- **Work to complete**: Transcribe the whole listing without a single picture.
□ □ □ □ □
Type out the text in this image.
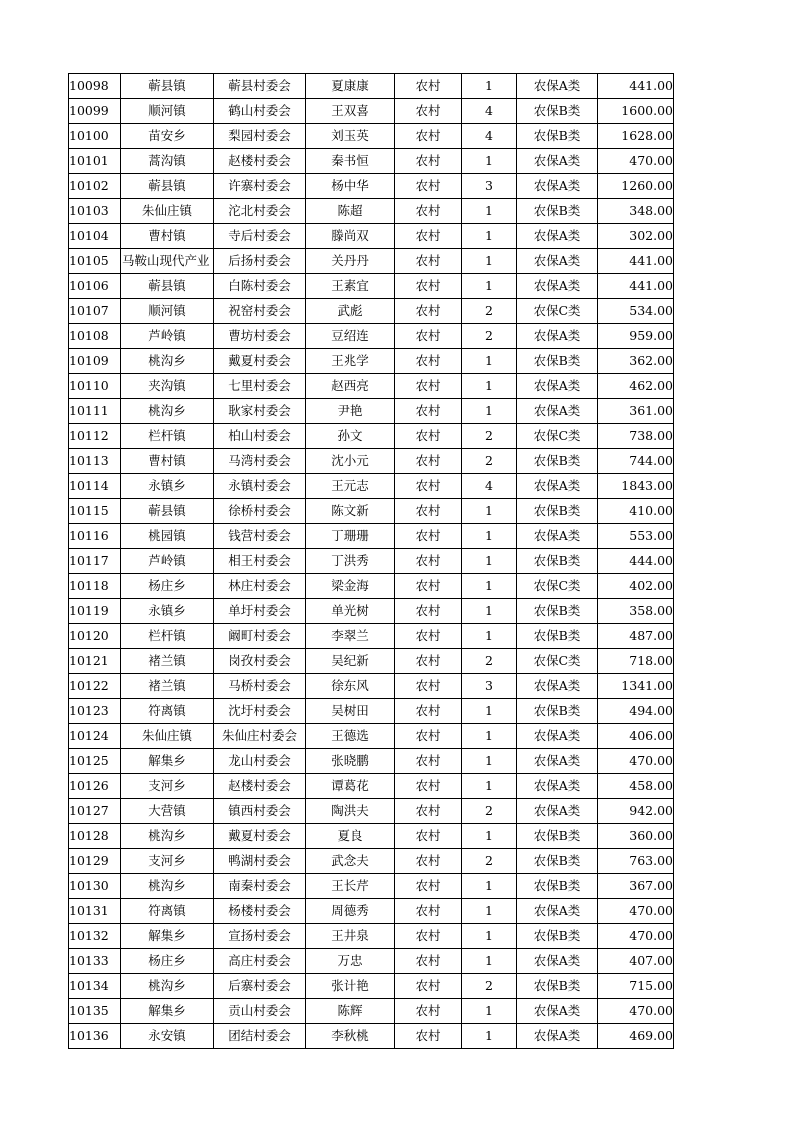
10098	蕲县镇	蕲县村委会	夏康康	农村	1	农保A类	441.00
10099	顺河镇	鹤山村委会	王双喜	农村	4	农保B类	1600.00
10100	苗安乡	梨园村委会	刘玉英	农村	4	农保B类	1628.00
10101	蒿沟镇	赵楼村委会	秦书恒	农村	1	农保A类	470.00
10102	蕲县镇	许寨村委会	杨中华	农村	3	农保A类	1260.00
10103	朱仙庄镇	沱北村委会	陈超	农村	1	农保B类	348.00
10104	曹村镇	寺后村委会	滕尚双	农村	1	农保A类	302.00
10105	马鞍山现代产业	后扬村委会	关丹丹	农村	1	农保A类	441.00
10106	蕲县镇	白陈村委会	王素宜	农村	1	农保A类	441.00
10107	顺河镇	祝窑村委会	武彪	农村	2	农保C类	534.00
10108	芦岭镇	曹坊村委会	豆绍连	农村	2	农保A类	959.00
10109	桃沟乡	戴夏村委会	王兆学	农村	1	农保B类	362.00
10110	夹沟镇	七里村委会	赵西亮	农村	1	农保A类	462.00
10111	桃沟乡	耿家村委会	尹艳	农村	1	农保A类	361.00
10112	栏杆镇	柏山村委会	孙文	农村	2	农保C类	738.00
10113	曹村镇	马湾村委会	沈小元	农村	2	农保B类	744.00
10114	永镇乡	永镇村委会	王元志	农村	4	农保A类	1843.00
10115	蕲县镇	徐桥村委会	陈文新	农村	1	农保B类	410.00
10116	桃园镇	钱营村委会	丁珊珊	农村	1	农保A类	553.00
10117	芦岭镇	相王村委会	丁洪秀	农村	1	农保B类	444.00
10118	杨庄乡	林庄村委会	梁金海	农村	1	农保C类	402.00
10119	永镇乡	单圩村委会	单光树	农村	1	农保B类	358.00
10120	栏杆镇	阚町村委会	李翠兰	农村	1	农保B类	487.00
10121	褚兰镇	岗孜村委会	吴纪新	农村	2	农保C类	718.00
10122	褚兰镇	马桥村委会	徐东风	农村	3	农保A类	1341.00
10123	符离镇	沈圩村委会	吴树田	农村	1	农保B类	494.00
10124	朱仙庄镇	朱仙庄村委会	王德选	农村	1	农保A类	406.00
10125	解集乡	龙山村委会	张晓鹏	农村	1	农保A类	470.00
10126	支河乡	赵楼村委会	谭葛花	农村	1	农保A类	458.00
10127	大营镇	镇西村委会	陶洪夫	农村	2	农保A类	942.00
10128	桃沟乡	戴夏村委会	夏良	农村	1	农保B类	360.00
10129	支河乡	鸭湖村委会	武念夫	农村	2	农保B类	763.00
10130	桃沟乡	南秦村委会	王长芹	农村	1	农保B类	367.00
10131	符离镇	杨楼村委会	周德秀	农村	1	农保A类	470.00
10132	解集乡	宣扬村委会	王井泉	农村	1	农保B类	470.00
10133	杨庄乡	高庄村委会	万忠	农村	1	农保A类	407.00
10134	桃沟乡	后寨村委会	张计艳	农村	2	农保B类	715.00
10135	解集乡	贡山村委会	陈辉	农村	1	农保A类	470.00
10136	永安镇	团结村委会	李秋桃	农村	1	农保A类	469.00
□ □ □ □ □
- **Full solution**:
Type out the text in this image.
10098	蕲县镇	蕲县村委会	夏康康	农村	1	农保A类	441.00
10099	顺河镇	鹤山村委会	王双喜	农村	4	农保B类	1600.00
10100	苗安乡	梨园村委会	刘玉英	农村	4	农保B类	1628.00
10101	蒿沟镇	赵楼村委会	秦书恒	农村	1	农保A类	470.00
10102	蕲县镇	许寨村委会	杨中华	农村	3	农保A类	1260.00
10103	朱仙庄镇	沱北村委会	陈超	农村	1	农保B类	348.00
10104	曹村镇	寺后村委会	滕尚双	农村	1	农保A类	302.00
10105	马鞍山现代产业	后扬村委会	关丹丹	农村	1	农保A类	441.00
10106	蕲县镇	白陈村委会	王素宜	农村	1	农保A类	441.00
10107	顺河镇	祝窑村委会	武彪	农村	2	农保C类	534.00
10108	芦岭镇	曹坊村委会	豆绍连	农村	2	农保A类	959.00
10109	桃沟乡	戴夏村委会	王兆学	农村	1	农保B类	362.00
10110	夹沟镇	七里村委会	赵西亮	农村	1	农保A类	462.00
10111	桃沟乡	耿家村委会	尹艳	农村	1	农保A类	361.00
10112	栏杆镇	柏山村委会	孙文	农村	2	农保C类	738.00
10113	曹村镇	马湾村委会	沈小元	农村	2	农保B类	744.00
10114	永镇乡	永镇村委会	王元志	农村	4	农保A类	1843.00
10115	蕲县镇	徐桥村委会	陈文新	农村	1	农保B类	410.00
10116	桃园镇	钱营村委会	丁珊珊	农村	1	农保A类	553.00
10117	芦岭镇	相王村委会	丁洪秀	农村	1	农保B类	444.00
10118	杨庄乡	林庄村委会	梁金海	农村	1	农保C类	402.00
10119	永镇乡	单圩村委会	单光树	农村	1	农保B类	358.00
10120	栏杆镇	阚町村委会	李翠兰	农村	1	农保B类	487.00
10121	褚兰镇	岗孜村委会	吴纪新	农村	2	农保C类	718.00
10122	褚兰镇	马桥村委会	徐东风	农村	3	农保A类	1341.00
10123	符离镇	沈圩村委会	吴树田	农村	1	农保B类	494.00
10124	朱仙庄镇	朱仙庄村委会	王德选	农村	1	农保A类	406.00
10125	解集乡	龙山村委会	张晓鹏	农村	1	农保A类	470.00
10126	支河乡	赵楼村委会	谭葛花	农村	1	农保A类	458.00
10127	大营镇	镇西村委会	陶洪夫	农村	2	农保A类	942.00
10128	桃沟乡	戴夏村委会	夏良	农村	1	农保B类	360.00
10129	支河乡	鸭湖村委会	武念夫	农村	2	农保B类	763.00
10130	桃沟乡	南秦村委会	王长芹	农村	1	农保B类	367.00
10131	符离镇	杨楼村委会	周德秀	农村	1	农保A类	470.00
10132	解集乡	宣扬村委会	王井泉	农村	1	农保B类	470.00
10133	杨庄乡	高庄村委会	万忠	农村	1	农保A类	407.00
10134	桃沟乡	后寨村委会	张计艳	农村	2	农保B类	715.00
10135	解集乡	贡山村委会	陈辉	农村	1	农保A类	470.00
10136	永安镇	团结村委会	李秋桃	农村	1	农保A类	469.00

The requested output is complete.